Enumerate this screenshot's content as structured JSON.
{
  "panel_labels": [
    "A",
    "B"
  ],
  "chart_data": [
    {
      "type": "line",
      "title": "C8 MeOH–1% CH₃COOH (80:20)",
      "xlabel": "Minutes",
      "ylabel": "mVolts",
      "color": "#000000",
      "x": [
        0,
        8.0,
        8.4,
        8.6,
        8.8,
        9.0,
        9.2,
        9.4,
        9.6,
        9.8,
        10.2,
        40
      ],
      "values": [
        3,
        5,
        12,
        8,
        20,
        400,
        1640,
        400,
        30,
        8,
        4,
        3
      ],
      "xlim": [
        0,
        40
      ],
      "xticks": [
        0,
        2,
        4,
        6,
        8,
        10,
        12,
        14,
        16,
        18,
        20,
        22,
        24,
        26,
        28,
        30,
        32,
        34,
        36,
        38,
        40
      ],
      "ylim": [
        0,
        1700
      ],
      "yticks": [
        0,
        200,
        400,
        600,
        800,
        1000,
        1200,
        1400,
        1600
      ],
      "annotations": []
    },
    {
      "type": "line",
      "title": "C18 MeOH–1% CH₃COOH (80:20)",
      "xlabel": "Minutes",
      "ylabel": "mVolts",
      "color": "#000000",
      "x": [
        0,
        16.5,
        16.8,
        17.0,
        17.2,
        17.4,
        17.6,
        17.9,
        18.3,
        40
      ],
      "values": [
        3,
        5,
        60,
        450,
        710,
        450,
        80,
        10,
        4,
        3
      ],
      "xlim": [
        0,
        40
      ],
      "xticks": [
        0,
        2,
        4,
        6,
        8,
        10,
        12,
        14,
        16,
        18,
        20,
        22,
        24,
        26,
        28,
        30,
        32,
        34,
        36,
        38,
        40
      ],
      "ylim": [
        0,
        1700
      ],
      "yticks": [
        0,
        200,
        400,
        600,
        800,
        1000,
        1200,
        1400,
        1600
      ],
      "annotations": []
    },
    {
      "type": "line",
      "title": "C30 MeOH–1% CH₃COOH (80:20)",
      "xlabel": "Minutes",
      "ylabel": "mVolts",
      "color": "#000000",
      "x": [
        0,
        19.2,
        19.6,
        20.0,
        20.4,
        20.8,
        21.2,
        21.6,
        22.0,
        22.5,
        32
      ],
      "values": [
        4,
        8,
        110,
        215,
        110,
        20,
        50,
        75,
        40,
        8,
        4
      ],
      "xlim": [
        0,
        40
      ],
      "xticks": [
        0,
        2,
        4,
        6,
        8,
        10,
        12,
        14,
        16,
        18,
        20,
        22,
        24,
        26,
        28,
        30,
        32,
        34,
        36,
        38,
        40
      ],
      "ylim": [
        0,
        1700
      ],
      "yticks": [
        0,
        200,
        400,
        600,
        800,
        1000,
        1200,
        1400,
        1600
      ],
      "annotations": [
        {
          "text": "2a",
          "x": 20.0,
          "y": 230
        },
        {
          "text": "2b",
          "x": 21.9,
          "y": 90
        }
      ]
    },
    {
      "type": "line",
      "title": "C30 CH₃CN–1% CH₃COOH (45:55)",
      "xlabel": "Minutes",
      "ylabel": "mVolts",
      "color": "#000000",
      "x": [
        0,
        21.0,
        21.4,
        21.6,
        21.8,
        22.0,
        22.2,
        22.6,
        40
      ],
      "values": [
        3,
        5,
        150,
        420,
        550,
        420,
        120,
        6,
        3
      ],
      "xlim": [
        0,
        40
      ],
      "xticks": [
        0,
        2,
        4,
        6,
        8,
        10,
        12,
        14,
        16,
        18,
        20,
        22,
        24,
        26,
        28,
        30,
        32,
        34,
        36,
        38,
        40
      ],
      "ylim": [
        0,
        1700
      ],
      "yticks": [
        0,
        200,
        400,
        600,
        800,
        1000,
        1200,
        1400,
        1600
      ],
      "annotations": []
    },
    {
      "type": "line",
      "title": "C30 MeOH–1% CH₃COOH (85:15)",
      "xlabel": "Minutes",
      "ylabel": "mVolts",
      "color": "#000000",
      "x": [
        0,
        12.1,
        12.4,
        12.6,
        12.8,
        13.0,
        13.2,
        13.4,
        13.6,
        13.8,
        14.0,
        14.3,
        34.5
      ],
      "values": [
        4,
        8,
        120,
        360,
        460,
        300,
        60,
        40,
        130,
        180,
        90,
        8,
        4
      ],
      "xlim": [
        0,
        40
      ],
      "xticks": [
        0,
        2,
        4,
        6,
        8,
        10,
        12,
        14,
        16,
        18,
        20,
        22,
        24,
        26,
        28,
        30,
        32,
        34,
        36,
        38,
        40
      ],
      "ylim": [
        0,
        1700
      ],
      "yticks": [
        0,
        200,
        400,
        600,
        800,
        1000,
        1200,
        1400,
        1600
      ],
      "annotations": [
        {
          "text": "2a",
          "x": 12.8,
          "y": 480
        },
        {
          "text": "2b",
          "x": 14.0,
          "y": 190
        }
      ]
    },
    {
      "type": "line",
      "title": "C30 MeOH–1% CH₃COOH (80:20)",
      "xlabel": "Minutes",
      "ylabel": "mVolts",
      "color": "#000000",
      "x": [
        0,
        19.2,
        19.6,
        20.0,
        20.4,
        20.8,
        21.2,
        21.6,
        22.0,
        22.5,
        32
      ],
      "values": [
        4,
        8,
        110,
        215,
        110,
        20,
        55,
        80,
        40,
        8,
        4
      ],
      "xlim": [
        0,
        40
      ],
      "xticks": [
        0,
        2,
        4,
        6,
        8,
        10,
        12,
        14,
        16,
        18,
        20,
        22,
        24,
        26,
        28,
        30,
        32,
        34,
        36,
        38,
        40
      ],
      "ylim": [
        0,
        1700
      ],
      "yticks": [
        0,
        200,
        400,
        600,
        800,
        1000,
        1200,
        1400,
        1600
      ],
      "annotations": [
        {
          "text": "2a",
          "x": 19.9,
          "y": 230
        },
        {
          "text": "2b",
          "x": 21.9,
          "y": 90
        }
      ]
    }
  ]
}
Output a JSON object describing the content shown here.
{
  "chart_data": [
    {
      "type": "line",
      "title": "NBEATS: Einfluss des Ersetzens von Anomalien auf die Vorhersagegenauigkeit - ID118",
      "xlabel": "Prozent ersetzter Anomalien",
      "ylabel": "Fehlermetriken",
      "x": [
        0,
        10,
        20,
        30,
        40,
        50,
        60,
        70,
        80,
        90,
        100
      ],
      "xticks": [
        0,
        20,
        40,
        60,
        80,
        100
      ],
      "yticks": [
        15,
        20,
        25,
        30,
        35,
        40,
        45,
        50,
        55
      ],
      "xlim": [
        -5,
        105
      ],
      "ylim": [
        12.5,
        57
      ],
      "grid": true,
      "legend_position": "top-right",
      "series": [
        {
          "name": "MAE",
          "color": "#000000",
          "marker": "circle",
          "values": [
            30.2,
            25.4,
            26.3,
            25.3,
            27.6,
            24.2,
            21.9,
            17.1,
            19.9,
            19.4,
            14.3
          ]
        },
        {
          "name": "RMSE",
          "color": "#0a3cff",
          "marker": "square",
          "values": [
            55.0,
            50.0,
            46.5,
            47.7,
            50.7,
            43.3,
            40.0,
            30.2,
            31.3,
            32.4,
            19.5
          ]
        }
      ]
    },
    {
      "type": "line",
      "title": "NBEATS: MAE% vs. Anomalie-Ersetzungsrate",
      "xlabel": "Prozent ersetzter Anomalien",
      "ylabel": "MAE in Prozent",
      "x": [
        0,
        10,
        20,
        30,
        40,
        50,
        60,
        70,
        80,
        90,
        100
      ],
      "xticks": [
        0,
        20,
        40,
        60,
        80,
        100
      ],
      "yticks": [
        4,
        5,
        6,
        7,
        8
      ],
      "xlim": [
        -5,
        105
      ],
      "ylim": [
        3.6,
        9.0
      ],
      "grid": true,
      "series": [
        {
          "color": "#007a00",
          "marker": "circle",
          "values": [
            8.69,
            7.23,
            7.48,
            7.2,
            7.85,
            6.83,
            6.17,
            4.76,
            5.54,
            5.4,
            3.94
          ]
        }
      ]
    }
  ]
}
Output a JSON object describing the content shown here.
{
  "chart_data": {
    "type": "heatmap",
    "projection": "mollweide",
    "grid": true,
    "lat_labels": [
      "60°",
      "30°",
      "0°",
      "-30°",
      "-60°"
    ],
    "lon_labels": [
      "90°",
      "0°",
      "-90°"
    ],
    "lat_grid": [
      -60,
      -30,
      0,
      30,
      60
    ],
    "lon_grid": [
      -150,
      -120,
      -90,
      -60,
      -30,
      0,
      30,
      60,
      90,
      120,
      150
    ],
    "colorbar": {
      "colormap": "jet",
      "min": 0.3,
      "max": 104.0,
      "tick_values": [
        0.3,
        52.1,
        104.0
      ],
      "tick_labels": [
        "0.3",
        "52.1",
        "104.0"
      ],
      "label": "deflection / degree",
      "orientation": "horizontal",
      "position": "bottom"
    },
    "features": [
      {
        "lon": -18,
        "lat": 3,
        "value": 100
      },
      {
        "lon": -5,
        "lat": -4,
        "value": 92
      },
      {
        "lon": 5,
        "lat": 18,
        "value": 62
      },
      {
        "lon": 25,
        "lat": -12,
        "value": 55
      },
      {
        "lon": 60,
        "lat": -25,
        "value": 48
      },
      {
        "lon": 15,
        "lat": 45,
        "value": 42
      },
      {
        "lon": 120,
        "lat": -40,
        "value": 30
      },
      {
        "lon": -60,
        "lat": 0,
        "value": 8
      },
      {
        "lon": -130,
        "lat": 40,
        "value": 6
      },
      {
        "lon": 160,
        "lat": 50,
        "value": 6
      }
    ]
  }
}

-------

WHAT IS ASKED ▸ From the entries above, pull out each line that includes "MeOH".

FINISHED ANSWER ▸
      "title": "C8 MeOH–1% CH₃COOH (80:20)",
      "title": "C18 MeOH–1% CH₃COOH (80:20)",
      "title": "C30 MeOH–1% CH₃COOH (80:20)",
      "title": "C30 MeOH–1% CH₃COOH (85:15)",
      "title": "C30 MeOH–1% CH₃COOH (80:20)",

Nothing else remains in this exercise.